SUPPLIED MATERIAL.

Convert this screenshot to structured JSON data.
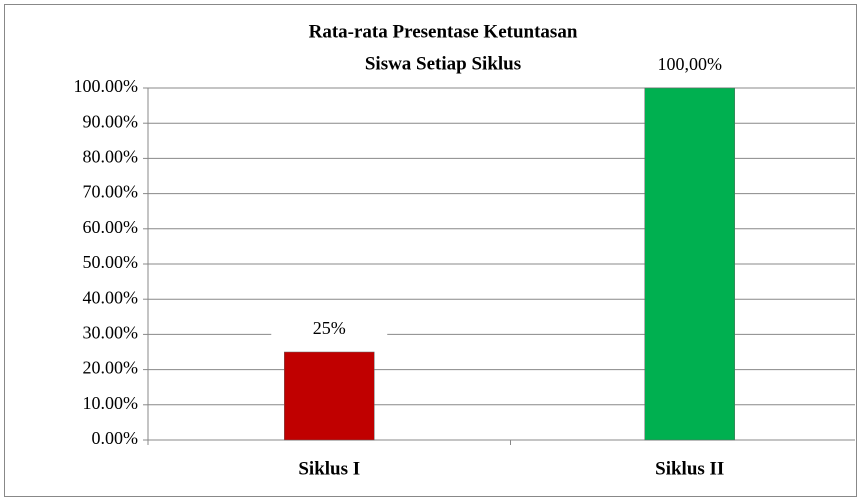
{
  "chart_data": {
    "type": "bar",
    "title": [
      "Rata-rata Presentase Ketuntasan",
      "Siswa Setiap Siklus"
    ],
    "categories": [
      "Siklus I",
      "Siklus II"
    ],
    "values": [
      25,
      100
    ],
    "value_labels": [
      "25%",
      "100,00%"
    ],
    "colors": [
      "#c00000",
      "#00b050"
    ],
    "ylim": [
      0,
      100
    ],
    "yticks": [
      {
        "value": 0,
        "label": "0.00%"
      },
      {
        "value": 10,
        "label": "10.00%"
      },
      {
        "value": 20,
        "label": "20.00%"
      },
      {
        "value": 30,
        "label": "30.00%"
      },
      {
        "value": 40,
        "label": "40.00%"
      },
      {
        "value": 50,
        "label": "50.00%"
      },
      {
        "value": 60,
        "label": "60.00%"
      },
      {
        "value": 70,
        "label": "70.00%"
      },
      {
        "value": 80,
        "label": "80.00%"
      },
      {
        "value": 90,
        "label": "90.00%"
      },
      {
        "value": 100,
        "label": "100.00%"
      }
    ],
    "grid": true
  }
}
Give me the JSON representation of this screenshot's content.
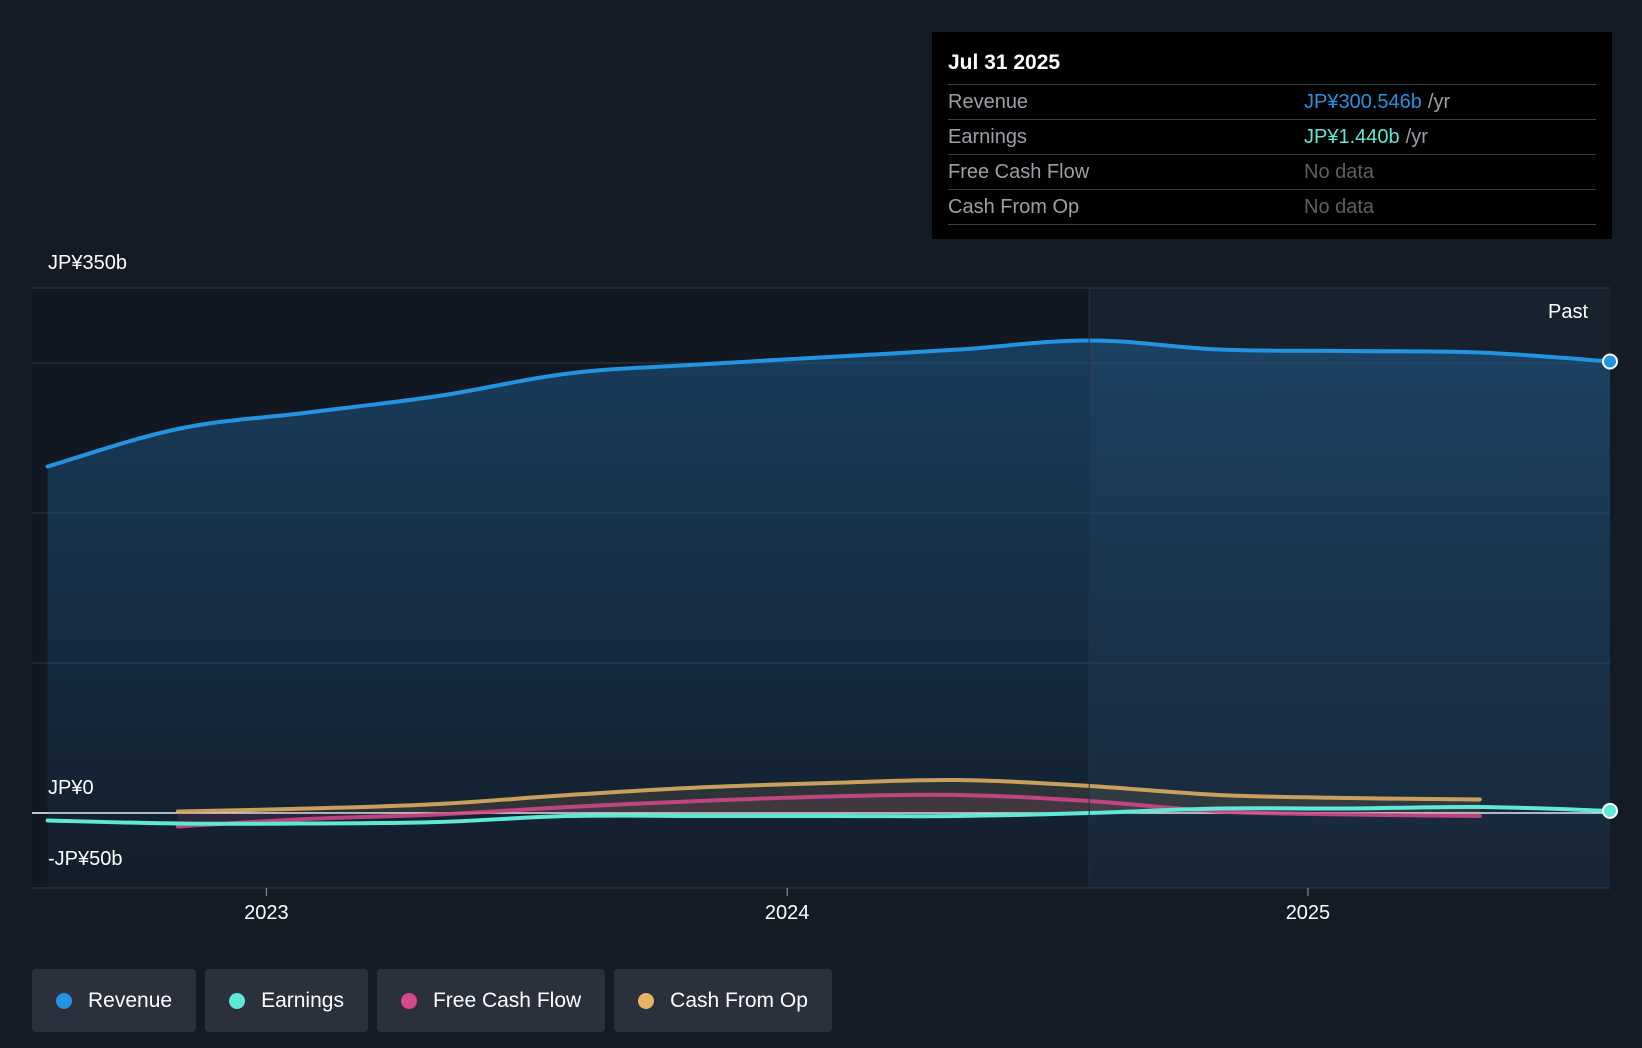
{
  "tooltip": {
    "date": "Jul 31 2025",
    "rows": [
      {
        "name": "Revenue",
        "value": "JP¥300.546b",
        "unit": "/yr",
        "color": "#2394df"
      },
      {
        "name": "Earnings",
        "value": "JP¥1.440b",
        "unit": "/yr",
        "color": "#5ee8d5"
      },
      {
        "name": "Free Cash Flow",
        "value": "No data",
        "unit": "",
        "color": "#5b6066"
      },
      {
        "name": "Cash From Op",
        "value": "No data",
        "unit": "",
        "color": "#5b6066"
      }
    ]
  },
  "past_label": "Past",
  "chart_data": {
    "type": "area",
    "title": "",
    "xlabel": "",
    "ylabel": "",
    "ylim": [
      -50,
      350
    ],
    "y_tick_labels": [
      {
        "value": 350,
        "label": "JP¥350b"
      },
      {
        "value": 0,
        "label": "JP¥0"
      },
      {
        "value": -50,
        "label": "-JP¥50b"
      }
    ],
    "gridlines": [
      350,
      300,
      200,
      100,
      0,
      -50
    ],
    "xlim": [
      2022.55,
      2025.58
    ],
    "x_ticks": [
      {
        "value": 2023.0,
        "label": "2023"
      },
      {
        "value": 2024.0,
        "label": "2024"
      },
      {
        "value": 2025.0,
        "label": "2025"
      }
    ],
    "past_start": 2024.58,
    "series": [
      {
        "name": "Revenue",
        "color": "#2394df",
        "fill": true,
        "end_marker": true,
        "x": [
          2022.58,
          2022.83,
          2023.08,
          2023.33,
          2023.58,
          2023.83,
          2024.08,
          2024.33,
          2024.58,
          2024.83,
          2025.08,
          2025.33,
          2025.58
        ],
        "y": [
          231,
          256,
          267,
          278,
          293,
          299,
          304,
          309,
          315,
          309,
          308,
          307,
          301
        ]
      },
      {
        "name": "Earnings",
        "color": "#5ee8d5",
        "fill": false,
        "end_marker": true,
        "x": [
          2022.58,
          2022.83,
          2023.08,
          2023.33,
          2023.58,
          2023.83,
          2024.08,
          2024.33,
          2024.58,
          2024.83,
          2025.08,
          2025.33,
          2025.58
        ],
        "y": [
          -5,
          -7,
          -7,
          -6,
          -2,
          -2,
          -2,
          -2,
          0,
          3,
          3,
          4,
          1.4
        ]
      },
      {
        "name": "Free Cash Flow",
        "color": "#d6498a",
        "fill": false,
        "end_marker": false,
        "x": [
          2022.83,
          2023.08,
          2023.33,
          2023.58,
          2023.83,
          2024.08,
          2024.33,
          2024.58,
          2024.83,
          2025.08,
          2025.33
        ],
        "y": [
          -9,
          -4,
          -1,
          4,
          8,
          11,
          12,
          8,
          1,
          -1,
          -2
        ]
      },
      {
        "name": "Cash From Op",
        "color": "#e8b464",
        "fill": false,
        "end_marker": false,
        "x": [
          2022.83,
          2023.08,
          2023.33,
          2023.58,
          2023.83,
          2024.08,
          2024.33,
          2024.58,
          2024.83,
          2025.08,
          2025.33
        ],
        "y": [
          1,
          3,
          6,
          12,
          17,
          20,
          22,
          18,
          12,
          10,
          9
        ]
      }
    ]
  },
  "legend": [
    {
      "label": "Revenue",
      "color": "#2394df"
    },
    {
      "label": "Earnings",
      "color": "#5ee8d5"
    },
    {
      "label": "Free Cash Flow",
      "color": "#d6498a"
    },
    {
      "label": "Cash From Op",
      "color": "#e8b464"
    }
  ]
}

EXERCISE DETAILS.
Check every line of the entries above for the word "JSON" and report how many lines contain it, giving the number only.

REPLY TO THE TASK.
2